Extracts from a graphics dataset
——

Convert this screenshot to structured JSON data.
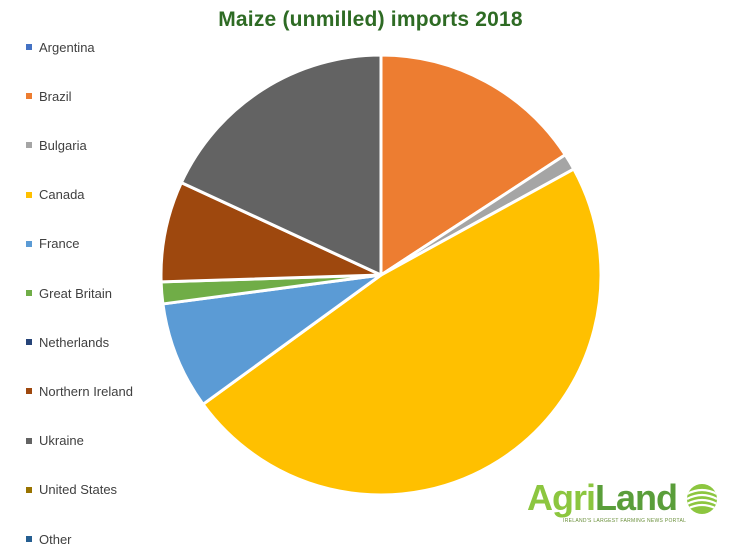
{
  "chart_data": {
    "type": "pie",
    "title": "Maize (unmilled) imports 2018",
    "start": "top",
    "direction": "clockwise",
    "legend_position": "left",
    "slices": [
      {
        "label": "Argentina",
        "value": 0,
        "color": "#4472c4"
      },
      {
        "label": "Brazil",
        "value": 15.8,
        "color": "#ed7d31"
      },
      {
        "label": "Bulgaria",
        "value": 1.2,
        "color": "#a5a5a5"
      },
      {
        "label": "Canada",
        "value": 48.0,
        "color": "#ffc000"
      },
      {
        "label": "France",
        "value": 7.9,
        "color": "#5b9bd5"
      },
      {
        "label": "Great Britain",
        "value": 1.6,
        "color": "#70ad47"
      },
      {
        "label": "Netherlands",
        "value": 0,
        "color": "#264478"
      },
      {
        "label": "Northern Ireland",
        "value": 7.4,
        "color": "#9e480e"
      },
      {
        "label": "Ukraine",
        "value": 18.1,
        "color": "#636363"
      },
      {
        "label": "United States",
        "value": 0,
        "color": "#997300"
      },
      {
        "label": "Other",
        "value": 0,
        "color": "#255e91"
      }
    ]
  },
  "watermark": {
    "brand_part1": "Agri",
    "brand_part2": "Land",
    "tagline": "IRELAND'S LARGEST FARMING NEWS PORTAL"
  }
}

——

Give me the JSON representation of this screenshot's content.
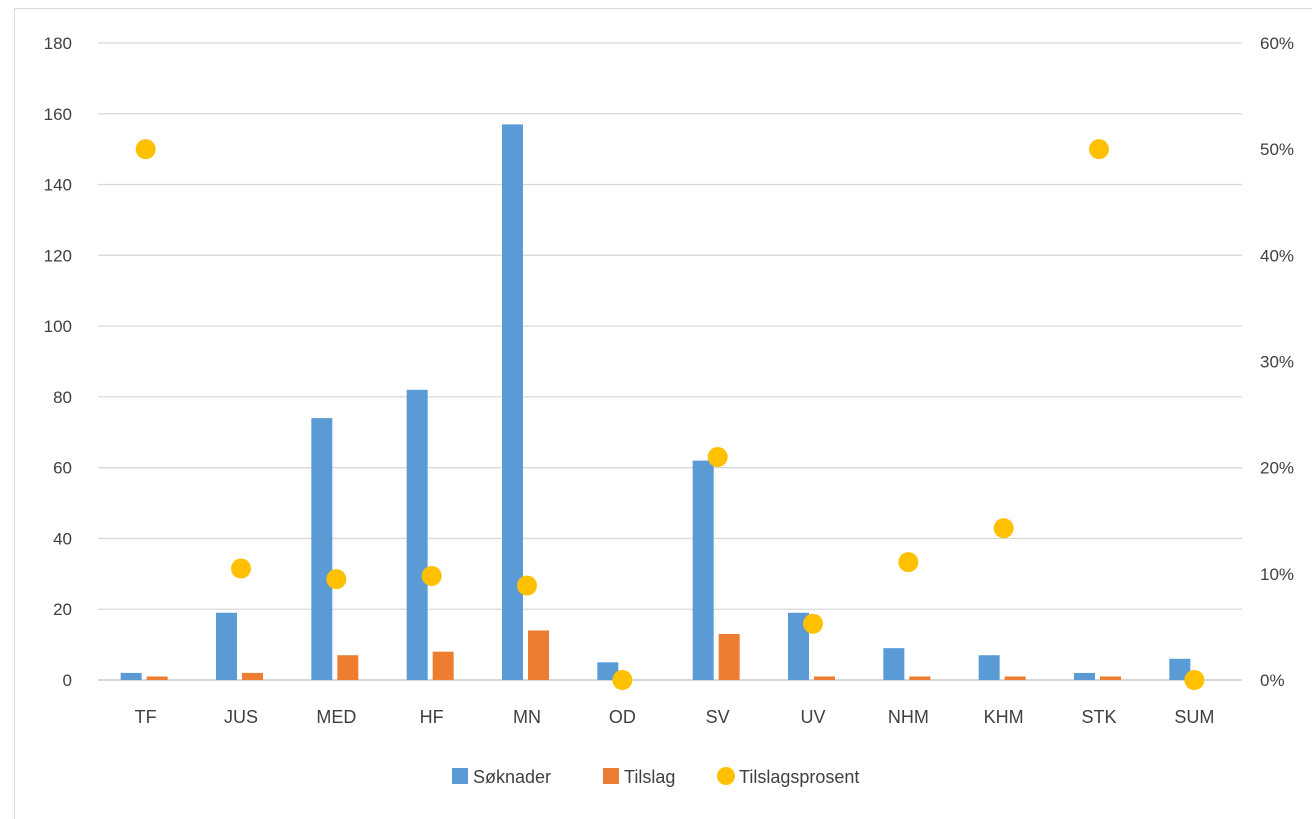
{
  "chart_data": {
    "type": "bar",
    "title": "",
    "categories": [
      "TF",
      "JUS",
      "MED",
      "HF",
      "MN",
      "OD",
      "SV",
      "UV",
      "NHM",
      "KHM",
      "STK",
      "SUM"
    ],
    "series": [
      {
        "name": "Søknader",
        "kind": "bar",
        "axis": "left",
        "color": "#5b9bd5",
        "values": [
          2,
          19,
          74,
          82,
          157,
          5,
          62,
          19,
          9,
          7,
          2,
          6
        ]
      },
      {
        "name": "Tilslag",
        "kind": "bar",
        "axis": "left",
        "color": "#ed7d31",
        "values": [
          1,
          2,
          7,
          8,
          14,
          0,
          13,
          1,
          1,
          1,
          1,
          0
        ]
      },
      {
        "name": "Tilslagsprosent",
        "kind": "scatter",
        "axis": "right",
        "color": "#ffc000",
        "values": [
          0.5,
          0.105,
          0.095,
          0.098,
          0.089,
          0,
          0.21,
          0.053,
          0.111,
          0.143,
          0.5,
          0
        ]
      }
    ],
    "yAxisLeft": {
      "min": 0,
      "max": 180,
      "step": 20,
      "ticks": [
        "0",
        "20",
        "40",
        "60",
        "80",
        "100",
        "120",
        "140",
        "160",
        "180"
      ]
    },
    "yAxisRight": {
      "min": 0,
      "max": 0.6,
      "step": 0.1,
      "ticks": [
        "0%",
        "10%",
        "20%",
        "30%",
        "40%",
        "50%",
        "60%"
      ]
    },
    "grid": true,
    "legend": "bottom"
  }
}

——

• **To do**
Search the data for "this". Copy every line that has it.

• **Worked solution**
Convert this screenshot to structured JSON data.
Give me the JSON representation of this screenshot's content.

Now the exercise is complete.